_Written exercise_. Work out the number of lines containing "order". Give that number alone.

_Records for the task_.
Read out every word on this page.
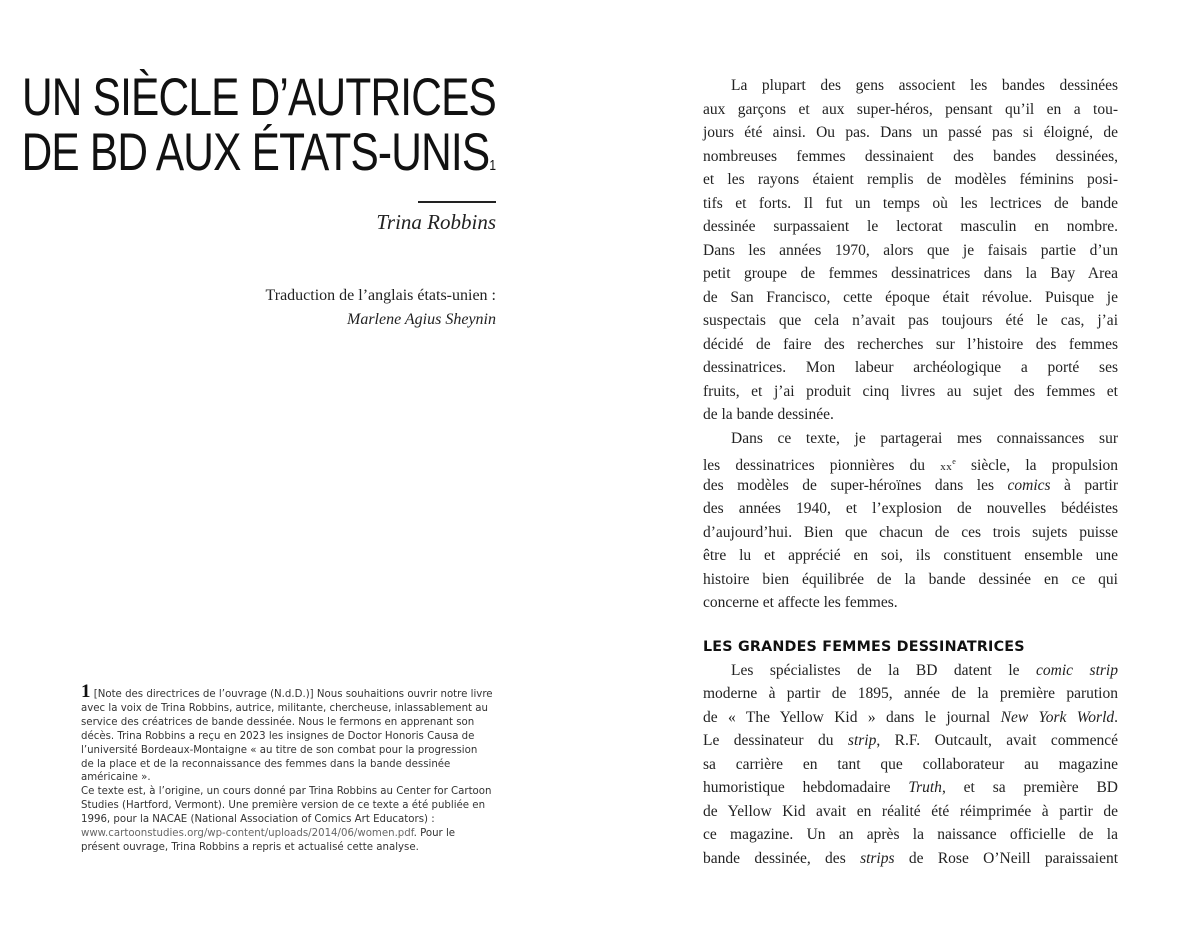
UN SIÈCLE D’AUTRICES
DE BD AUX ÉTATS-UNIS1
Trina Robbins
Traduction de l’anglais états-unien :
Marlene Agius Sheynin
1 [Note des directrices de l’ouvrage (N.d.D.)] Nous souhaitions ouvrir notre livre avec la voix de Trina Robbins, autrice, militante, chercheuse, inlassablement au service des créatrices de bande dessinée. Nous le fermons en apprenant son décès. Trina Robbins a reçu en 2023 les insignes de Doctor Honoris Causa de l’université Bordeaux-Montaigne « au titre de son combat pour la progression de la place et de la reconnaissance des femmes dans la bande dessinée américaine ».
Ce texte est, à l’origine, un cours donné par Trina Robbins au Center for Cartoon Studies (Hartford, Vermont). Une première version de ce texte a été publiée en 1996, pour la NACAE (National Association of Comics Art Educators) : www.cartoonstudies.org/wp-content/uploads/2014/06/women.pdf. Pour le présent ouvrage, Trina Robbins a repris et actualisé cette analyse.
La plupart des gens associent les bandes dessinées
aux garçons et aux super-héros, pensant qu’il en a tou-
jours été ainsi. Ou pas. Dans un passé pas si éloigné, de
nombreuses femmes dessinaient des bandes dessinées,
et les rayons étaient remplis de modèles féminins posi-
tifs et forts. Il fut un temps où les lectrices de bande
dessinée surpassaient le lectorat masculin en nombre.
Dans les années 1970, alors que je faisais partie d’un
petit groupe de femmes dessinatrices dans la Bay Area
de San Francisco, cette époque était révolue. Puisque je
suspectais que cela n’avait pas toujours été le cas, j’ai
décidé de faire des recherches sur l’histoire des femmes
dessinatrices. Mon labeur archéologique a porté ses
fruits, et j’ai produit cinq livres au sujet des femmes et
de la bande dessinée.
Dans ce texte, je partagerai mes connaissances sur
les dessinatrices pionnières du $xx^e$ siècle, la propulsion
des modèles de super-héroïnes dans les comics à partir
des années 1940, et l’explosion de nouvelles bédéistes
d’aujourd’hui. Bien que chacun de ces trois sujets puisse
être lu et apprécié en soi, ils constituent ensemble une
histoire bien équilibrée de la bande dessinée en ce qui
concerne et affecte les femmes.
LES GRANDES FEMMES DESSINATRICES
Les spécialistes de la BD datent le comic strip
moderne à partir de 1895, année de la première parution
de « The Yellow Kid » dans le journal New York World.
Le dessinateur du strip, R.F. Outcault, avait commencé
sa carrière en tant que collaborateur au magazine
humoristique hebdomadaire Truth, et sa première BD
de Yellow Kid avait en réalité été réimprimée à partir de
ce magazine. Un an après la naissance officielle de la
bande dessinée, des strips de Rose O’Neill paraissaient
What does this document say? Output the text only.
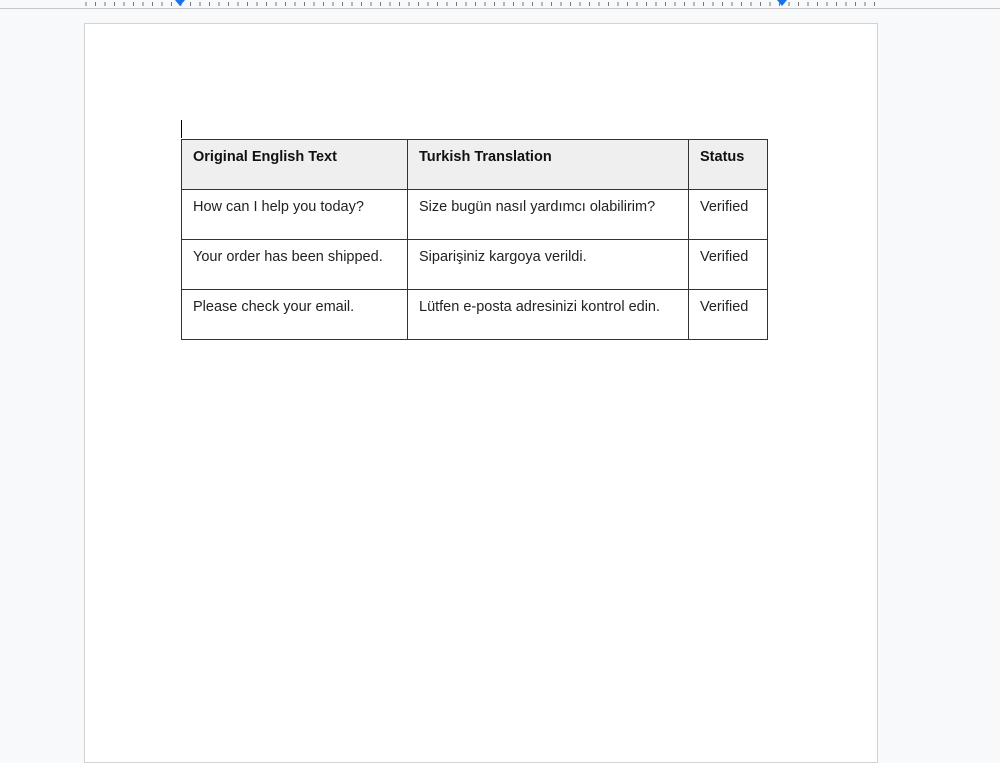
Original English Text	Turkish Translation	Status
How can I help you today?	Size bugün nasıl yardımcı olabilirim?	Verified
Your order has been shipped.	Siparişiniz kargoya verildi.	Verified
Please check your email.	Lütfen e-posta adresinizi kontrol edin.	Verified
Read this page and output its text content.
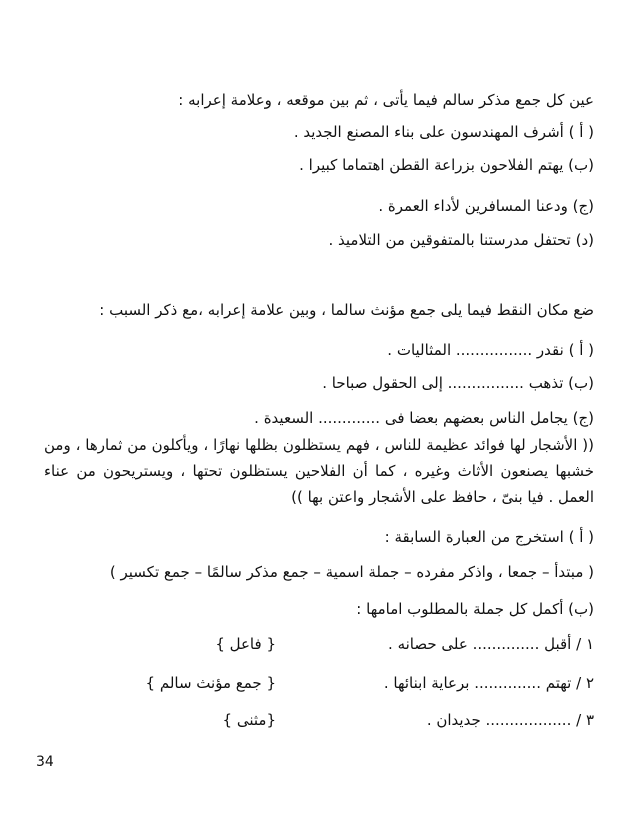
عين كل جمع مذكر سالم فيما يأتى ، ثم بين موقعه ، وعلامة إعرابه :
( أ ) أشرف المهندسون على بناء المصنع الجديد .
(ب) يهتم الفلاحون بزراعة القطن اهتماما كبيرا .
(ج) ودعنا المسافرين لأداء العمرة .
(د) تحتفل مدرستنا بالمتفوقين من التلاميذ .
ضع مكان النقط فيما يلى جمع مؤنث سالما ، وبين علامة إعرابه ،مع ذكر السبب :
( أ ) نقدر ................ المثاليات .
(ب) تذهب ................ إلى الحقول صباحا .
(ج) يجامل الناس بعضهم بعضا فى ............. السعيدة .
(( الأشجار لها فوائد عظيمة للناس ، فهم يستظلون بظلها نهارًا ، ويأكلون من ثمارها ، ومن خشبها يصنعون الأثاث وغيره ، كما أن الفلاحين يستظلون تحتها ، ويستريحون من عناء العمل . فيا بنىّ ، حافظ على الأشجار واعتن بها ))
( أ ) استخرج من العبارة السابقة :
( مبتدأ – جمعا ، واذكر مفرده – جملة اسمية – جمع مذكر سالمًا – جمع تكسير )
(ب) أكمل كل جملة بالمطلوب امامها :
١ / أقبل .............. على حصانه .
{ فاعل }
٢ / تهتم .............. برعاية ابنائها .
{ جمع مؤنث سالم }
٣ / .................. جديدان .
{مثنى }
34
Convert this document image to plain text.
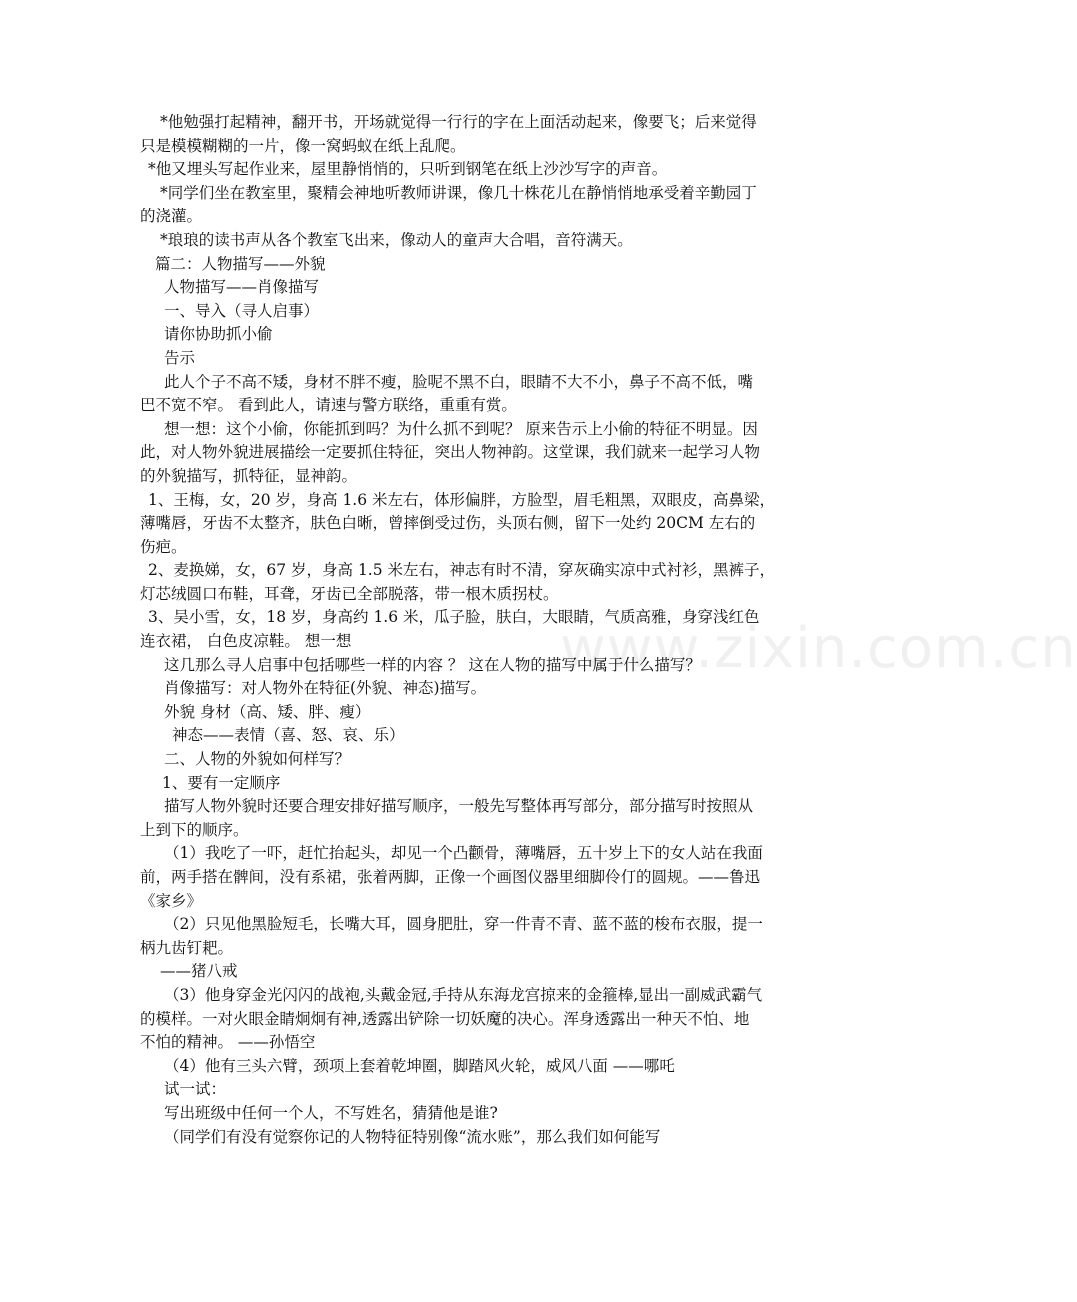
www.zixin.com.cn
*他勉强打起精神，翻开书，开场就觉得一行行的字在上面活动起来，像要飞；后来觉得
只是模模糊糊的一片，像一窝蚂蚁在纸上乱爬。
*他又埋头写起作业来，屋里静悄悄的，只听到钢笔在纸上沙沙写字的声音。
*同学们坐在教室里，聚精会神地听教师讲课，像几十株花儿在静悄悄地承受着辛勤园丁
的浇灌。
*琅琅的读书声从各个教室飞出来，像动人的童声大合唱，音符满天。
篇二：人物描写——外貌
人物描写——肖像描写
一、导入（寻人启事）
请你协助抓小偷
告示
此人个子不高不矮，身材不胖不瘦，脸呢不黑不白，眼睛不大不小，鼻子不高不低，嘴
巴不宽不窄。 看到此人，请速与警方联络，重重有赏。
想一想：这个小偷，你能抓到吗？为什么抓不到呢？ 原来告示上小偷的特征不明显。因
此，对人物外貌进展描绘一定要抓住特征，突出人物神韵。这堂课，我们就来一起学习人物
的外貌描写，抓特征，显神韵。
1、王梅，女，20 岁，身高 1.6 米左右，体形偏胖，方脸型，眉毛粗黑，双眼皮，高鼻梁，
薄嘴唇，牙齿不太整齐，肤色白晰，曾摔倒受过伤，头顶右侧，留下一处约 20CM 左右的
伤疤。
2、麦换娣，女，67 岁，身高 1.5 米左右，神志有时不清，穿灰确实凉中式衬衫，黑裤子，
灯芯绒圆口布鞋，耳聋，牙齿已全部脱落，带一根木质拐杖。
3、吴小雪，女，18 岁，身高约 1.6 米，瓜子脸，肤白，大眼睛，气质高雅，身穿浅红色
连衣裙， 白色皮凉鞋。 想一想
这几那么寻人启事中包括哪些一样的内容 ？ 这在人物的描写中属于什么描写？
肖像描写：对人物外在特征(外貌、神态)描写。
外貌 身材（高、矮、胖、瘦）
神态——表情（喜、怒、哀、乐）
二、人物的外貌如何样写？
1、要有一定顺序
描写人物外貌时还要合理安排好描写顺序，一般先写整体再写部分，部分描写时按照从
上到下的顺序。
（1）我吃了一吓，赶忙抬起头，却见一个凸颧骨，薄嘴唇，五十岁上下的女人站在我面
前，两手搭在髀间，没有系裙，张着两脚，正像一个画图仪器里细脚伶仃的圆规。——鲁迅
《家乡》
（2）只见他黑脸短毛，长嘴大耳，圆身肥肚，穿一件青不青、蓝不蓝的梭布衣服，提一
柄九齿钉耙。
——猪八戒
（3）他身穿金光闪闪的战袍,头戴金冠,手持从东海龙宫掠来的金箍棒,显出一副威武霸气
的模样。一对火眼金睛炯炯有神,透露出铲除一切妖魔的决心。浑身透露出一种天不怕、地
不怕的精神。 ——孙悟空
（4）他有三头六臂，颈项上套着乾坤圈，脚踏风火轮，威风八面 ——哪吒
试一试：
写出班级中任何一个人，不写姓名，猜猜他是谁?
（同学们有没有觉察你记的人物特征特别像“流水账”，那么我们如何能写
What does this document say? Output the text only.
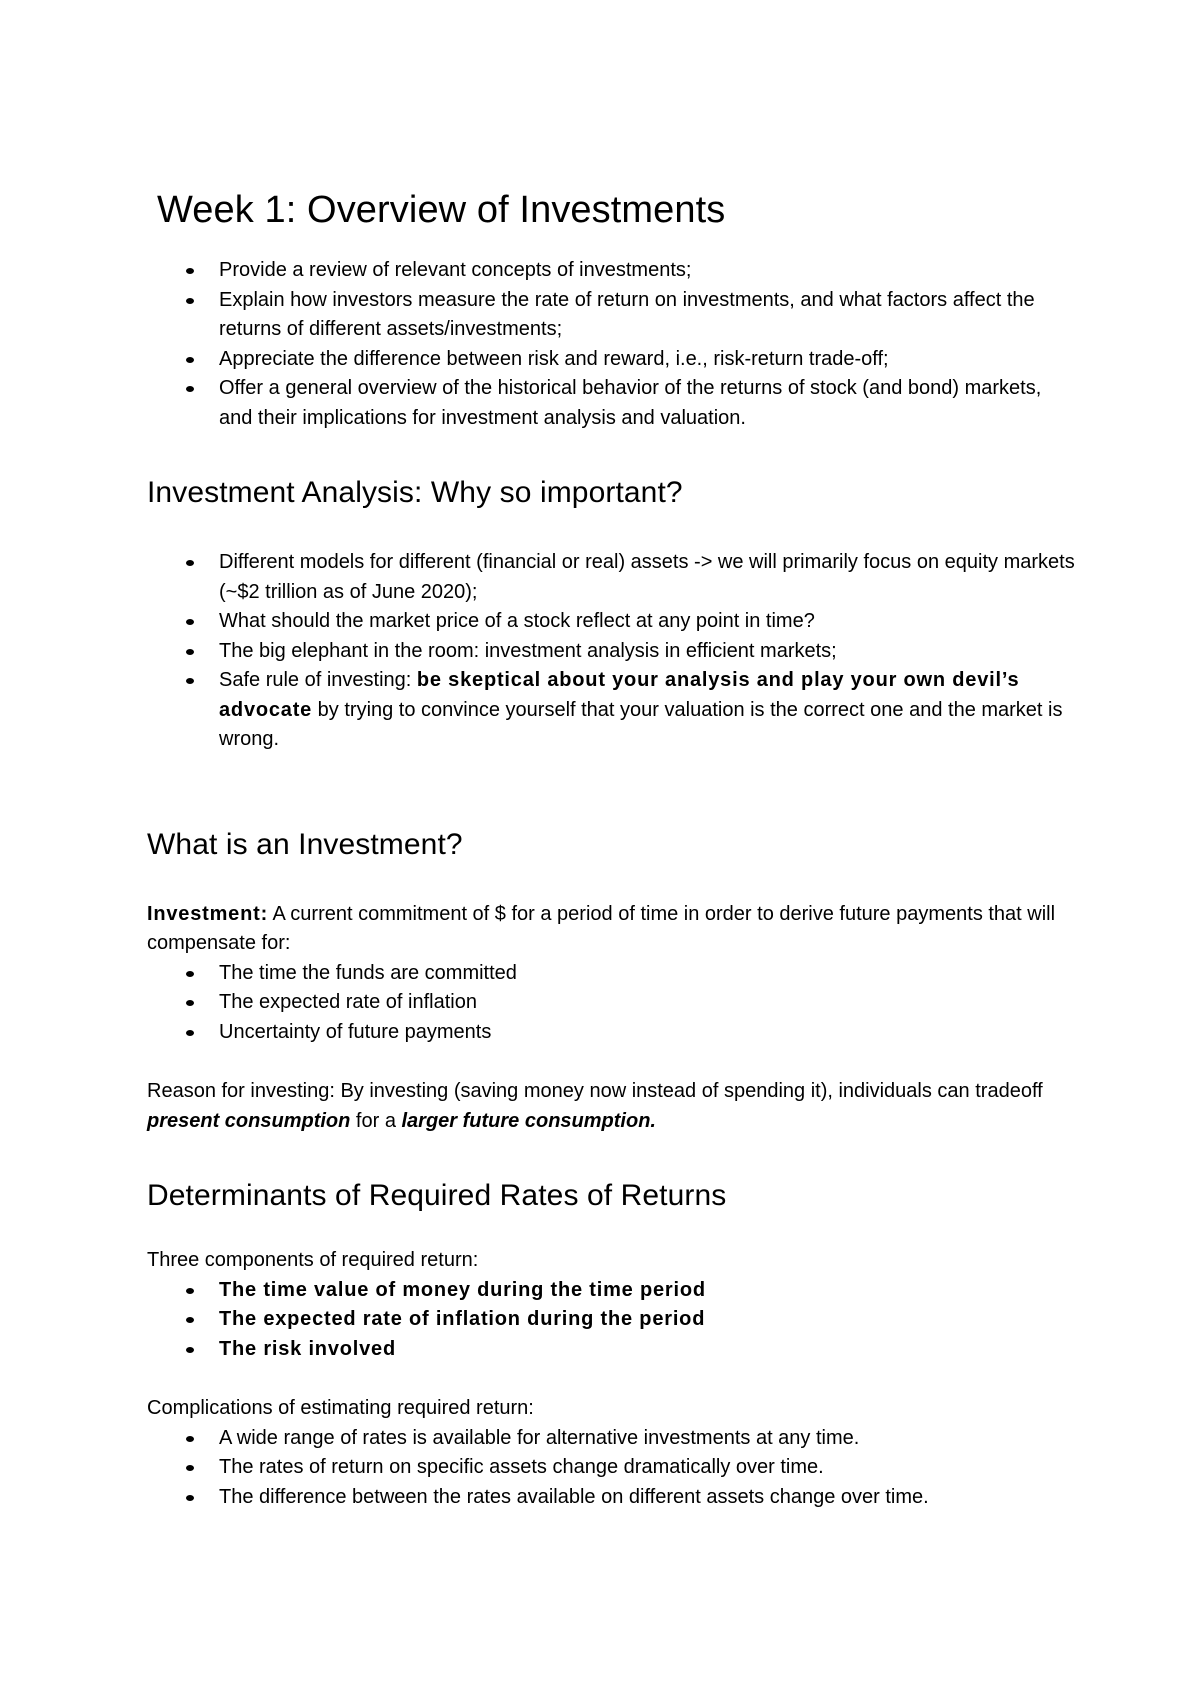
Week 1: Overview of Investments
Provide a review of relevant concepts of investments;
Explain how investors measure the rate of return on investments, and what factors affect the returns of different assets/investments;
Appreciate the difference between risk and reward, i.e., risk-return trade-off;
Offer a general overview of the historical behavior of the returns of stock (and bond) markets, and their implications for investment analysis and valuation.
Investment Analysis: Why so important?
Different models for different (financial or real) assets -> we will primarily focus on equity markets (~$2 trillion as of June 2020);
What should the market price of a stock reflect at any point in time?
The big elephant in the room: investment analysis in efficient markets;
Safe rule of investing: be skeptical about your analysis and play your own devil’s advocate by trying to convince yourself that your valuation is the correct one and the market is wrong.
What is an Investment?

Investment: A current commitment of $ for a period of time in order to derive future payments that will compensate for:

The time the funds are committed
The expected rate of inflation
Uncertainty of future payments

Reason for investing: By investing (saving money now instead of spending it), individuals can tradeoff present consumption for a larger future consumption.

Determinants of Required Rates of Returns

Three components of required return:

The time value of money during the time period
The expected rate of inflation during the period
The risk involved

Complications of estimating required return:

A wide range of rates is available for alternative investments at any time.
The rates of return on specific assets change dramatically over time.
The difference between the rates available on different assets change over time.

_Expected answer_. 2